• **Problem**: Copy verbatim the items from the very first line through the line containing "The cam lever 82 is at (355, 655).", including both ends.

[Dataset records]
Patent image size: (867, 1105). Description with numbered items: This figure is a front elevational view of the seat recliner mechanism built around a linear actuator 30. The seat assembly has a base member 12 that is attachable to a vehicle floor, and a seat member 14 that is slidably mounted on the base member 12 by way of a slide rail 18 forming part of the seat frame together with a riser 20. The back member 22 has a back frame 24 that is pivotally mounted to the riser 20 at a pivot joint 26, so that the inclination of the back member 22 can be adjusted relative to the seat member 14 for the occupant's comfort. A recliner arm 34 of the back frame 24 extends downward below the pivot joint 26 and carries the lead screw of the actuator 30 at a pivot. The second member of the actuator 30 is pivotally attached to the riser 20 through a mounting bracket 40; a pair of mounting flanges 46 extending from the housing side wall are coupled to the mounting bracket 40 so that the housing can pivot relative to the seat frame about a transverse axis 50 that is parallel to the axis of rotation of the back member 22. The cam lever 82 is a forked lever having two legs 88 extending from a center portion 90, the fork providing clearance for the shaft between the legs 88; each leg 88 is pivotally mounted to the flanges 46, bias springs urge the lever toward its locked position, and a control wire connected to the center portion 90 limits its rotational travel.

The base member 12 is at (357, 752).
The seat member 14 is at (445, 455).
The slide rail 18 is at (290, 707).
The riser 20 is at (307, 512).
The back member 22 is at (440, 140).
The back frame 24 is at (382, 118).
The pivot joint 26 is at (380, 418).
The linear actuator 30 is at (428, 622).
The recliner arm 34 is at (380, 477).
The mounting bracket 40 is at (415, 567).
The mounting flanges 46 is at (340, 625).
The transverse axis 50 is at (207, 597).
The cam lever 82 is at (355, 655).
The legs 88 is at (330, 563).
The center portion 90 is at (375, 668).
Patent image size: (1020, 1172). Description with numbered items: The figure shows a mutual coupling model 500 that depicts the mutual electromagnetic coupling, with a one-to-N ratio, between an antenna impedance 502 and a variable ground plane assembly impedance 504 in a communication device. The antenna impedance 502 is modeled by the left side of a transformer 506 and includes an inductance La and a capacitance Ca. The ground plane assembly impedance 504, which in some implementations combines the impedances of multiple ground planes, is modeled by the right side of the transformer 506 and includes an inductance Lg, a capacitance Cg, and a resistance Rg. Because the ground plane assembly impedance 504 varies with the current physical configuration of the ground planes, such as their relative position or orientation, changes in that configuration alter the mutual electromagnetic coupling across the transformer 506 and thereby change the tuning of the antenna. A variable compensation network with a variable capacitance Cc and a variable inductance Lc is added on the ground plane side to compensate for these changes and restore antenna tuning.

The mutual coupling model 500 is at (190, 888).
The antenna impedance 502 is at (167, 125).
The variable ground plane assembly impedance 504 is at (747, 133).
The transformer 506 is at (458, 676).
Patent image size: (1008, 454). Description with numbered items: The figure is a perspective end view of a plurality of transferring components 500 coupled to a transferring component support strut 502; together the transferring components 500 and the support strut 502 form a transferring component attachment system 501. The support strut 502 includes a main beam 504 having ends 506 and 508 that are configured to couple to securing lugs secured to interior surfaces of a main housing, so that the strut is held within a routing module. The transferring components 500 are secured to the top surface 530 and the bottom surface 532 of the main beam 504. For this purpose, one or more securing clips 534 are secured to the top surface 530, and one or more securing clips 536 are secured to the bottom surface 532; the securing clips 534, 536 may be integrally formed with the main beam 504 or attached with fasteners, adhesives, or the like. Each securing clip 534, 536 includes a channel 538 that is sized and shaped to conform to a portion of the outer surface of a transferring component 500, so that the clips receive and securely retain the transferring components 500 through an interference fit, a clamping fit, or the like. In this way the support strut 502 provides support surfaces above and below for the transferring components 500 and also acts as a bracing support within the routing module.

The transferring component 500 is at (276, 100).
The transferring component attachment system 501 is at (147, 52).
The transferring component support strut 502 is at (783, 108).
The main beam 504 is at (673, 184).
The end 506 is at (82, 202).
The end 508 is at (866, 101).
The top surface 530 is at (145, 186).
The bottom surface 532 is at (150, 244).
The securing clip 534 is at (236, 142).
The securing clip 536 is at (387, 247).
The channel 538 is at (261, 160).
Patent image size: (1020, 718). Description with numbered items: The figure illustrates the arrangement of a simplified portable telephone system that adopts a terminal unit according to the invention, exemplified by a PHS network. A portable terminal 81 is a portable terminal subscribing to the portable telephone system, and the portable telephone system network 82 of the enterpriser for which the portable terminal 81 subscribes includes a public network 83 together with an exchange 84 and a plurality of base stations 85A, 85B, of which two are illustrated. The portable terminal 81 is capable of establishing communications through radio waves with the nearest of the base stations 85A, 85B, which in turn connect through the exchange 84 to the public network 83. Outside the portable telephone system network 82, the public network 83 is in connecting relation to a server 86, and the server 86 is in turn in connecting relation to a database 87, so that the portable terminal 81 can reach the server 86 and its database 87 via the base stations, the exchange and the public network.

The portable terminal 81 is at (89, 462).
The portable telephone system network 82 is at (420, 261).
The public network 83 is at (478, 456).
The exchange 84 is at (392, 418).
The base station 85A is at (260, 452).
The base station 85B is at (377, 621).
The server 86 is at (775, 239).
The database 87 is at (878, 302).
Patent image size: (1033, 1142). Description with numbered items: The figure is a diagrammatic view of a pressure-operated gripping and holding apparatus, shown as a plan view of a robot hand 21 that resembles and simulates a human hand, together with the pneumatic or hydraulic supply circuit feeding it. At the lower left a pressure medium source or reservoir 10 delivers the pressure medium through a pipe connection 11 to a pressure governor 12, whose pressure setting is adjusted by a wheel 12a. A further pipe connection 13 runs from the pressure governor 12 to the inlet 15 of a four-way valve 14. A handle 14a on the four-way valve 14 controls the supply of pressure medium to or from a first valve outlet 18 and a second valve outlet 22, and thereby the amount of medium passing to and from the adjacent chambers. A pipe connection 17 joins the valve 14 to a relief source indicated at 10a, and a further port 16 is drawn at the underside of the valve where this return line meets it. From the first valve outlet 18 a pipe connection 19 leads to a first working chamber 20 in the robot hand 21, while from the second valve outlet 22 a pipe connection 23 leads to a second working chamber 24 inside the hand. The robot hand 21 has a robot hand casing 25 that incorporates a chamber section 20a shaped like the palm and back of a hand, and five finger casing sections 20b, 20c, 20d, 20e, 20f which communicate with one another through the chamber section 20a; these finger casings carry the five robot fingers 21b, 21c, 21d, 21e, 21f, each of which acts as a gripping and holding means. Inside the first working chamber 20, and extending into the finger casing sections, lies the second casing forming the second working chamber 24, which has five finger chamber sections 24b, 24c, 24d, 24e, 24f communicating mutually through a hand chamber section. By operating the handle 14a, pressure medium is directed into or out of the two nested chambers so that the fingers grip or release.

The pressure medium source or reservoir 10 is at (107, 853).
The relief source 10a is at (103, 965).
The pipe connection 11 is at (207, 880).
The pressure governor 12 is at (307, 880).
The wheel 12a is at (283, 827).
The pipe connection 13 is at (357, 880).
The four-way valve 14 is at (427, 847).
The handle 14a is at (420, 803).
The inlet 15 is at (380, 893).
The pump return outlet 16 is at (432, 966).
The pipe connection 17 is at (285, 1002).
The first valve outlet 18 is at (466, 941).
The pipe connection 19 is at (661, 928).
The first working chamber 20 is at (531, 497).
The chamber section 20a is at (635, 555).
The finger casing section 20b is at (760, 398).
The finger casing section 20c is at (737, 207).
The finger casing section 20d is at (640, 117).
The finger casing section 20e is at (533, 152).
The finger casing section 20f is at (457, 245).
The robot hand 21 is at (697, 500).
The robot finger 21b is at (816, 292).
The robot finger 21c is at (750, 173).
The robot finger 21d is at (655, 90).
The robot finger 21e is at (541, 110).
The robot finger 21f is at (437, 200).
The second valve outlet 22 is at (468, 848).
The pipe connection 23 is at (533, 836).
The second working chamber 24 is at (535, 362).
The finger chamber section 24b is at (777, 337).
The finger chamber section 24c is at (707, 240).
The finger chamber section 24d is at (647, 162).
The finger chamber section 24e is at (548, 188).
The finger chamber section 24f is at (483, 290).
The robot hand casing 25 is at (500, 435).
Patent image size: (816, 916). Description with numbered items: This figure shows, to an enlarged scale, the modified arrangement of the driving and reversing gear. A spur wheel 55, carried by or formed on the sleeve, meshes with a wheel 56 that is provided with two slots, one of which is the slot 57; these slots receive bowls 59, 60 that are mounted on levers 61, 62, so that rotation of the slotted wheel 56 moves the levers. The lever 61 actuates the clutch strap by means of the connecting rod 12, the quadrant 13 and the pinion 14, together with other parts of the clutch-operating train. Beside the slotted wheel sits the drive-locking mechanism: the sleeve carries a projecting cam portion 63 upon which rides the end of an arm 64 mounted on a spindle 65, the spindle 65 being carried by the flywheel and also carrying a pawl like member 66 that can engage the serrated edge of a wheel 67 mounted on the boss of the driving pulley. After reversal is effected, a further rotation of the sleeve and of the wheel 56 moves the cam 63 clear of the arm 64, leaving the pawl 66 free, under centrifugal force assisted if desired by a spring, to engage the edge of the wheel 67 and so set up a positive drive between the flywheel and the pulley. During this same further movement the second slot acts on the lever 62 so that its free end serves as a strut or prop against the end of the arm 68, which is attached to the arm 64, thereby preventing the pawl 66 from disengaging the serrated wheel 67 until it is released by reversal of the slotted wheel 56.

• **Reply to the exercise**:
Patent image size: (867, 1105). Description with numbered items: This figure is a front elevational view of the seat recliner mechanism built around a linear actuator 30. The seat assembly has a base member 12 that is attachable to a vehicle floor, and a seat member 14 that is slidably mounted on the base member 12 by way of a slide rail 18 forming part of the seat frame together with a riser 20. The back member 22 has a back frame 24 that is pivotally mounted to the riser 20 at a pivot joint 26, so that the inclination of the back member 22 can be adjusted relative to the seat member 14 for the occupant's comfort. A recliner arm 34 of the back frame 24 extends downward below the pivot joint 26 and carries the lead screw of the actuator 30 at a pivot. The second member of the actuator 30 is pivotally attached to the riser 20 through a mounting bracket 40; a pair of mounting flanges 46 extending from the housing side wall are coupled to the mounting bracket 40 so that the housing can pivot relative to the seat frame about a transverse axis 50 that is parallel to the axis of rotation of the back member 22. The cam lever 82 is a forked lever having two legs 88 extending from a center portion 90, the fork providing clearance for the shaft between the legs 88; each leg 88 is pivotally mounted to the flanges 46, bias springs urge the lever toward its locked position, and a control wire connected to the center portion 90 limits its rotational travel.

The base member 12 is at (357, 752).
The seat member 14 is at (445, 455).
The slide rail 18 is at (290, 707).
The riser 20 is at (307, 512).
The back member 22 is at (440, 140).
The back frame 24 is at (382, 118).
The pivot joint 26 is at (380, 418).
The linear actuator 30 is at (428, 622).
The recliner arm 34 is at (380, 477).
The mounting bracket 40 is at (415, 567).
The mounting flanges 46 is at (340, 625).
The transverse axis 50 is at (207, 597).
The cam lever 82 is at (355, 655).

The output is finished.